Which lines include the word "Curation"? Copy each of them.

RECORD EXCERPTS →
= = = = = = =

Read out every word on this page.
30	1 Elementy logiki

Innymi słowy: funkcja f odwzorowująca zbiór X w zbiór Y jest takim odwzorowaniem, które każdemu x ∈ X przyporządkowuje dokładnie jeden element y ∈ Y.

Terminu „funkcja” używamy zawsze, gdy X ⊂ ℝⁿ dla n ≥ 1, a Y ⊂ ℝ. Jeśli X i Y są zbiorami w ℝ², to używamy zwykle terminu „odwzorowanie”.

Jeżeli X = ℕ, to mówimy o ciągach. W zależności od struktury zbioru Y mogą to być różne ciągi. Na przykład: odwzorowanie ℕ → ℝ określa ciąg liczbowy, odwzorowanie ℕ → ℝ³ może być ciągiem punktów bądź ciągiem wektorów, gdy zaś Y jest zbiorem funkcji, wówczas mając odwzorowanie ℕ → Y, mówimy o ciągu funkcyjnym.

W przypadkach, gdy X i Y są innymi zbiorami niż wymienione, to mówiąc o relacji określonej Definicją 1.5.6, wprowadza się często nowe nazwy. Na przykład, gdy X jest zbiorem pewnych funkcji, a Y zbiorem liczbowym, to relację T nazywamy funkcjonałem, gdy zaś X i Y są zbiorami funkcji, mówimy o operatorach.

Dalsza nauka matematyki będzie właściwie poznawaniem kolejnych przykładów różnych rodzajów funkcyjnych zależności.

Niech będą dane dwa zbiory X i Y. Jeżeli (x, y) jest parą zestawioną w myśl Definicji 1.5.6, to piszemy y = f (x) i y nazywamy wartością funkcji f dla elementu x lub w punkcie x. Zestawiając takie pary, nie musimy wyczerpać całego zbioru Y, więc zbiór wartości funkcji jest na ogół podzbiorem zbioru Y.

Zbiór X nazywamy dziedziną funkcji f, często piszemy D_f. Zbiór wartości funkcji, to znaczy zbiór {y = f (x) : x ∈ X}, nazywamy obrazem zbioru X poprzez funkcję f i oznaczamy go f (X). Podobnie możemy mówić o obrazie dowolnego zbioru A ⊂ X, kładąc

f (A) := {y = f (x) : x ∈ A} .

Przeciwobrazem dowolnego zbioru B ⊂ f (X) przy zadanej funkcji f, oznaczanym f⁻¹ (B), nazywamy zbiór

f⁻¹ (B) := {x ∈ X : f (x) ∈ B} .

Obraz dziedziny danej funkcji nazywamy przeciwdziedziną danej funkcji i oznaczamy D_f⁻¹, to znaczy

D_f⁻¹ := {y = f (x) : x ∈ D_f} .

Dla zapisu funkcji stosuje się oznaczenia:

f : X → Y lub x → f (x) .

= = = = = = =

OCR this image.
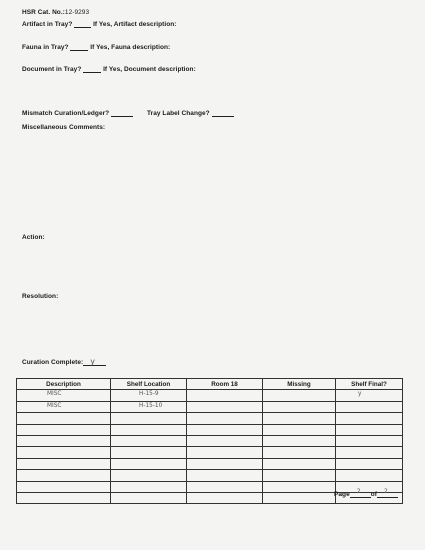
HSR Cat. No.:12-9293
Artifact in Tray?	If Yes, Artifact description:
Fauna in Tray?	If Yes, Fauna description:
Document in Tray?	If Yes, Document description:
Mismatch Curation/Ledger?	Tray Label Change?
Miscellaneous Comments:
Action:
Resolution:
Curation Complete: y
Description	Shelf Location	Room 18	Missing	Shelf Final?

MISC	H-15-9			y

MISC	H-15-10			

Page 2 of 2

= = = = = = =

SOLVED PROBLEM →
Mismatch Curation/Ledger?	Tray Label Change?
Curation Complete: y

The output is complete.